## BEGIN DATA SHOWN
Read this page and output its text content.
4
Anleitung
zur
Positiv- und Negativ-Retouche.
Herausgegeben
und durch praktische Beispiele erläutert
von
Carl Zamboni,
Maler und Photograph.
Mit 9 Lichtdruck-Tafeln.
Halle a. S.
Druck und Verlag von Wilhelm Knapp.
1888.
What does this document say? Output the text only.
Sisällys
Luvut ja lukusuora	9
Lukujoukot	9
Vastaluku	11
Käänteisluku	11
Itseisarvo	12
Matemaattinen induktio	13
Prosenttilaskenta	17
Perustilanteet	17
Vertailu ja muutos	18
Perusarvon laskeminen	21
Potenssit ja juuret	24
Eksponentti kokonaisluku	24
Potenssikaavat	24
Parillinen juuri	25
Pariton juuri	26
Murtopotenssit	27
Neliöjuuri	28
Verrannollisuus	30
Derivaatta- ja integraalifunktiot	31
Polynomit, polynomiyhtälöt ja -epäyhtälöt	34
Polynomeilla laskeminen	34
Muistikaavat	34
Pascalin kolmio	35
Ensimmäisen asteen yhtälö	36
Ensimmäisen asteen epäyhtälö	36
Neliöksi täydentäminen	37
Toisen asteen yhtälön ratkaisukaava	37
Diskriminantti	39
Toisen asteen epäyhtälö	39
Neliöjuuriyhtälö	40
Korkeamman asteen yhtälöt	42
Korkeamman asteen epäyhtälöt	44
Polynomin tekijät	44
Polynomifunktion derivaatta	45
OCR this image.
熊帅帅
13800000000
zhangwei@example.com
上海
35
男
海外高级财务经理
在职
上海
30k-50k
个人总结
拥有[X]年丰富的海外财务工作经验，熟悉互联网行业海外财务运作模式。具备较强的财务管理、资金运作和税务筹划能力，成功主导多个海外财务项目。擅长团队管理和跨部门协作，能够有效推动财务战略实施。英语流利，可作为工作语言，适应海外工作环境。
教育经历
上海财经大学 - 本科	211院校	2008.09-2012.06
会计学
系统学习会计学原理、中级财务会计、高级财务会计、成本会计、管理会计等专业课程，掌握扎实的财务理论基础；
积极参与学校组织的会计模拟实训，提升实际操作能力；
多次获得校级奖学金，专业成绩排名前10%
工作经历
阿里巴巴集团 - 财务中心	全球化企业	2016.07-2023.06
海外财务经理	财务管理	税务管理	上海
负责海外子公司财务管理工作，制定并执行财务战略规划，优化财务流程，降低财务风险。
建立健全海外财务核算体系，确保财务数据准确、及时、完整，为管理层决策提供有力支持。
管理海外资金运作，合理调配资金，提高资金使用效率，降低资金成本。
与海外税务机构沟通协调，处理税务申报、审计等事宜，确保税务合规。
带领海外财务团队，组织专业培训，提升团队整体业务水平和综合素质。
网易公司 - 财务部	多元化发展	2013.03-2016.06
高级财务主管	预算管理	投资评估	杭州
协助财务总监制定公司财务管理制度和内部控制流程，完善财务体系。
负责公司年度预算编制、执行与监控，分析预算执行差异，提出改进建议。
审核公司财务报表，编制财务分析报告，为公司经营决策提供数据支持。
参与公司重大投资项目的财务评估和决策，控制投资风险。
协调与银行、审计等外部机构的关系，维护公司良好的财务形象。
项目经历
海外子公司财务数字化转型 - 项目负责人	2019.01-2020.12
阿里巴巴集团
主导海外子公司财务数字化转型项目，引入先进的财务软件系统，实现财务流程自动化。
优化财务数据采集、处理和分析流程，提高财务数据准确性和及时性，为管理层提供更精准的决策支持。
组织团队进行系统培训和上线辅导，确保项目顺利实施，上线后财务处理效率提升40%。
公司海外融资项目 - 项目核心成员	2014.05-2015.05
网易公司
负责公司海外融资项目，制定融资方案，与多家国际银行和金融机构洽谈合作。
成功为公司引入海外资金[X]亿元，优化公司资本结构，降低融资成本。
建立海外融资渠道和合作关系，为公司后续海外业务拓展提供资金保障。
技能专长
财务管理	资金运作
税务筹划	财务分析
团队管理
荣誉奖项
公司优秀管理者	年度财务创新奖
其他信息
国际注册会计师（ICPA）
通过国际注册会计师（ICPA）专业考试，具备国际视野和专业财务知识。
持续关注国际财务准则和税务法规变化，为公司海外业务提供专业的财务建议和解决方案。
## END DATA SHOWN
EXERCISE AIM:
Reproduce the material precisely, including every line.

ANSWER TO THIS PROBLEM:
Read this page and output its text content.
4
Anleitung
zur
Positiv- und Negativ-Retouche.
Herausgegeben
und durch praktische Beispiele erläutert
von
Carl Zamboni,
Maler und Photograph.
Mit 9 Lichtdruck-Tafeln.
Halle a. S.
Druck und Verlag von Wilhelm Knapp.
1888.
What does this document say? Output the text only.
Sisällys
Luvut ja lukusuora	9
Lukujoukot	9
Vastaluku	11
Käänteisluku	11
Itseisarvo	12
Matemaattinen induktio	13
Prosenttilaskenta	17
Perustilanteet	17
Vertailu ja muutos	18
Perusarvon laskeminen	21
Potenssit ja juuret	24
Eksponentti kokonaisluku	24
Potenssikaavat	24
Parillinen juuri	25
Pariton juuri	26
Murtopotenssit	27
Neliöjuuri	28
Verrannollisuus	30
Derivaatta- ja integraalifunktiot	31
Polynomit, polynomiyhtälöt ja -epäyhtälöt	34
Polynomeilla laskeminen	34
Muistikaavat	34
Pascalin kolmio	35
Ensimmäisen asteen yhtälö	36
Ensimmäisen asteen epäyhtälö	36
Neliöksi täydentäminen	37
Toisen asteen yhtälön ratkaisukaava	37
Diskriminantti	39
Toisen asteen epäyhtälö	39
Neliöjuuriyhtälö	40
Korkeamman asteen yhtälöt	42
Korkeamman asteen epäyhtälöt	44
Polynomin tekijät	44
Polynomifunktion derivaatta	45
OCR this image.
熊帅帅
13800000000
zhangwei@example.com
上海
35
男
海外高级财务经理
在职
上海
30k-50k
个人总结
拥有[X]年丰富的海外财务工作经验，熟悉互联网行业海外财务运作模式。具备较强的财务管理、资金运作和税务筹划能力，成功主导多个海外财务项目。擅长团队管理和跨部门协作，能够有效推动财务战略实施。英语流利，可作为工作语言，适应海外工作环境。
教育经历
上海财经大学 - 本科	211院校	2008.09-2012.06
会计学
系统学习会计学原理、中级财务会计、高级财务会计、成本会计、管理会计等专业课程，掌握扎实的财务理论基础；
积极参与学校组织的会计模拟实训，提升实际操作能力；
多次获得校级奖学金，专业成绩排名前10%
工作经历
阿里巴巴集团 - 财务中心	全球化企业	2016.07-2023.06
海外财务经理	财务管理	税务管理	上海
负责海外子公司财务管理工作，制定并执行财务战略规划，优化财务流程，降低财务风险。
建立健全海外财务核算体系，确保财务数据准确、及时、完整，为管理层决策提供有力支持。
管理海外资金运作，合理调配资金，提高资金使用效率，降低资金成本。
与海外税务机构沟通协调，处理税务申报、审计等事宜，确保税务合规。
带领海外财务团队，组织专业培训，提升团队整体业务水平和综合素质。
网易公司 - 财务部	多元化发展	2013.03-2016.06
高级财务主管	预算管理	投资评估	杭州
协助财务总监制定公司财务管理制度和内部控制流程，完善财务体系。
负责公司年度预算编制、执行与监控，分析预算执行差异，提出改进建议。
审核公司财务报表，编制财务分析报告，为公司经营决策提供数据支持。
参与公司重大投资项目的财务评估和决策，控制投资风险。
协调与银行、审计等外部机构的关系，维护公司良好的财务形象。
项目经历
海外子公司财务数字化转型 - 项目负责人	2019.01-2020.12
阿里巴巴集团
主导海外子公司财务数字化转型项目，引入先进的财务软件系统，实现财务流程自动化。
优化财务数据采集、处理和分析流程，提高财务数据准确性和及时性，为管理层提供更精准的决策支持。
组织团队进行系统培训和上线辅导，确保项目顺利实施，上线后财务处理效率提升40%。
公司海外融资项目 - 项目核心成员	2014.05-2015.05
网易公司
负责公司海外融资项目，制定融资方案，与多家国际银行和金融机构洽谈合作。
成功为公司引入海外资金[X]亿元，优化公司资本结构，降低融资成本。
建立海外融资渠道和合作关系，为公司后续海外业务拓展提供资金保障。
技能专长
财务管理	资金运作
税务筹划	财务分析
团队管理
荣誉奖项
公司优秀管理者	年度财务创新奖
其他信息
国际注册会计师（ICPA）
通过国际注册会计师（ICPA）专业考试，具备国际视野和专业财务知识。
持续关注国际财务准则和税务法规变化，为公司海外业务提供专业的财务建议和解决方案。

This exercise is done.